----- Extracted material -----

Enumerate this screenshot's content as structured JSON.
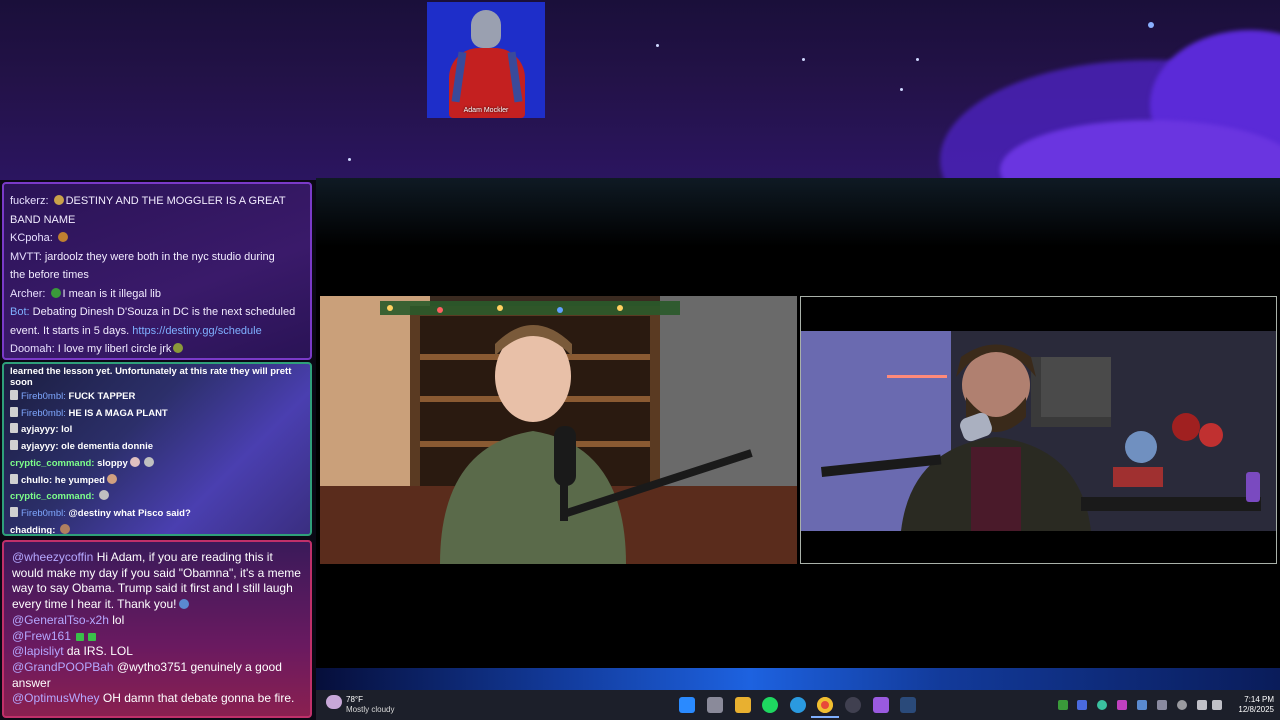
{
  "cam": {
    "name": "Adam Mockler"
  },
  "chat1": {
    "messages": [
      {
        "user": "fuckerz:",
        "text": "DESTINY AND THE MOGGLER IS A GREAT",
        "cont": "BAND NAME"
      },
      {
        "user": "KCpoha:",
        "text": ""
      },
      {
        "user": "MVTT:",
        "text": "jardoolz they were both in the nyc studio during",
        "cont": "the before times"
      },
      {
        "user": "Archer:",
        "text": "I mean is it illegal lib"
      },
      {
        "user": "Bot:",
        "text": "Debating Dinesh D'Souza in DC is the next scheduled",
        "cont": "event. It starts in 5 days.",
        "link": "https://destiny.gg/schedule"
      },
      {
        "user": "Doomah:",
        "text": "I love my liberl circle jrk"
      }
    ]
  },
  "chat2": {
    "top_partial": "learned the lesson yet. Unfortunately at this rate they will prett",
    "top_partial2": "soon",
    "messages": [
      {
        "user": "Fireb0mbl:",
        "text": "FUCK TAPPER",
        "kind": "fb"
      },
      {
        "user": "Fireb0mbl:",
        "text": "HE IS A MAGA PLANT",
        "kind": "fb"
      },
      {
        "user": "ayjayyy:",
        "text": "lol",
        "kind": "plain"
      },
      {
        "user": "ayjayyy:",
        "text": "ole dementia donnie",
        "kind": "plain"
      },
      {
        "user": "cryptic_command:",
        "text": "sloppy",
        "kind": "cy"
      },
      {
        "user": "chullo:",
        "text": "he yumped",
        "kind": "plain"
      },
      {
        "user": "cryptic_command:",
        "text": "",
        "kind": "cy"
      },
      {
        "user": "Fireb0mbl:",
        "text": "@destiny what Pisco said?",
        "kind": "fb"
      },
      {
        "user": "chadding:",
        "text": "",
        "kind": "plain"
      }
    ]
  },
  "chat3": {
    "messages": [
      {
        "user": "@wheezycoffin",
        "text": "Hi Adam, if you are reading this it would make my day if you said \"Obamna\", it's a meme way to say Obama. Trump said it first and I still laugh every time I hear it. Thank you!"
      },
      {
        "user": "@GeneralTso-x2h",
        "text": "lol"
      },
      {
        "user": "@Frew161",
        "text": ""
      },
      {
        "user": "@lapisliyt",
        "text": "da IRS. LOL"
      },
      {
        "user": "@GrandPOOPBah",
        "text": "@wytho3751 genuinely a good answer"
      },
      {
        "user": "@OptimusWhey",
        "text": "OH damn that debate gonna be fire."
      }
    ]
  },
  "taskbar": {
    "weather_temp": "78°F",
    "weather_desc": "Mostly cloudy",
    "time": "7:14 PM",
    "date": "12/8/2025",
    "icons": [
      "windows-start-icon",
      "task-view-icon",
      "file-explorer-icon",
      "spotify-icon",
      "edge-icon",
      "chrome-icon",
      "obs-icon",
      "app-purple-icon",
      "steam-icon"
    ]
  },
  "colors": {
    "accent_purple": "#7a3ac8",
    "accent_green": "#2fa07a",
    "accent_pink": "#c0306a"
  }
}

-----

Task instructions — Leave out the pictures and output every record above precisely as given.

Result —
Enumerate this screenshot's content as structured JSON.
{
  "cam": {
    "name": "Adam Mockler"
  },
  "chat1": {
    "messages": [
      {
        "user": "fuckerz:",
        "text": "DESTINY AND THE MOGGLER IS A GREAT",
        "cont": "BAND NAME"
      },
      {
        "user": "KCpoha:",
        "text": ""
      },
      {
        "user": "MVTT:",
        "text": "jardoolz they were both in the nyc studio during",
        "cont": "the before times"
      },
      {
        "user": "Archer:",
        "text": "I mean is it illegal lib"
      },
      {
        "user": "Bot:",
        "text": "Debating Dinesh D'Souza in DC is the next scheduled",
        "cont": "event. It starts in 5 days.",
        "link": "https://destiny.gg/schedule"
      },
      {
        "user": "Doomah:",
        "text": "I love my liberl circle jrk"
      }
    ]
  },
  "chat2": {
    "top_partial": "learned the lesson yet. Unfortunately at this rate they will prett",
    "top_partial2": "soon",
    "messages": [
      {
        "user": "Fireb0mbl:",
        "text": "FUCK TAPPER",
        "kind": "fb"
      },
      {
        "user": "Fireb0mbl:",
        "text": "HE IS A MAGA PLANT",
        "kind": "fb"
      },
      {
        "user": "ayjayyy:",
        "text": "lol",
        "kind": "plain"
      },
      {
        "user": "ayjayyy:",
        "text": "ole dementia donnie",
        "kind": "plain"
      },
      {
        "user": "cryptic_command:",
        "text": "sloppy",
        "kind": "cy"
      },
      {
        "user": "chullo:",
        "text": "he yumped",
        "kind": "plain"
      },
      {
        "user": "cryptic_command:",
        "text": "",
        "kind": "cy"
      },
      {
        "user": "Fireb0mbl:",
        "text": "@destiny what Pisco said?",
        "kind": "fb"
      },
      {
        "user": "chadding:",
        "text": "",
        "kind": "plain"
      }
    ]
  },
  "chat3": {
    "messages": [
      {
        "user": "@wheezycoffin",
        "text": "Hi Adam, if you are reading this it would make my day if you said \"Obamna\", it's a meme way to say Obama. Trump said it first and I still laugh every time I hear it. Thank you!"
      },
      {
        "user": "@GeneralTso-x2h",
        "text": "lol"
      },
      {
        "user": "@Frew161",
        "text": ""
      },
      {
        "user": "@lapisliyt",
        "text": "da IRS. LOL"
      },
      {
        "user": "@GrandPOOPBah",
        "text": "@wytho3751 genuinely a good answer"
      },
      {
        "user": "@OptimusWhey",
        "text": "OH damn that debate gonna be fire."
      }
    ]
  },
  "taskbar": {
    "weather_temp": "78°F",
    "weather_desc": "Mostly cloudy",
    "time": "7:14 PM",
    "date": "12/8/2025",
    "icons": [
      "windows-start-icon",
      "task-view-icon",
      "file-explorer-icon",
      "spotify-icon",
      "edge-icon",
      "chrome-icon",
      "obs-icon",
      "app-purple-icon",
      "steam-icon"
    ]
  },
  "colors": {
    "accent_purple": "#7a3ac8",
    "accent_green": "#2fa07a",
    "accent_pink": "#c0306a"
  }
}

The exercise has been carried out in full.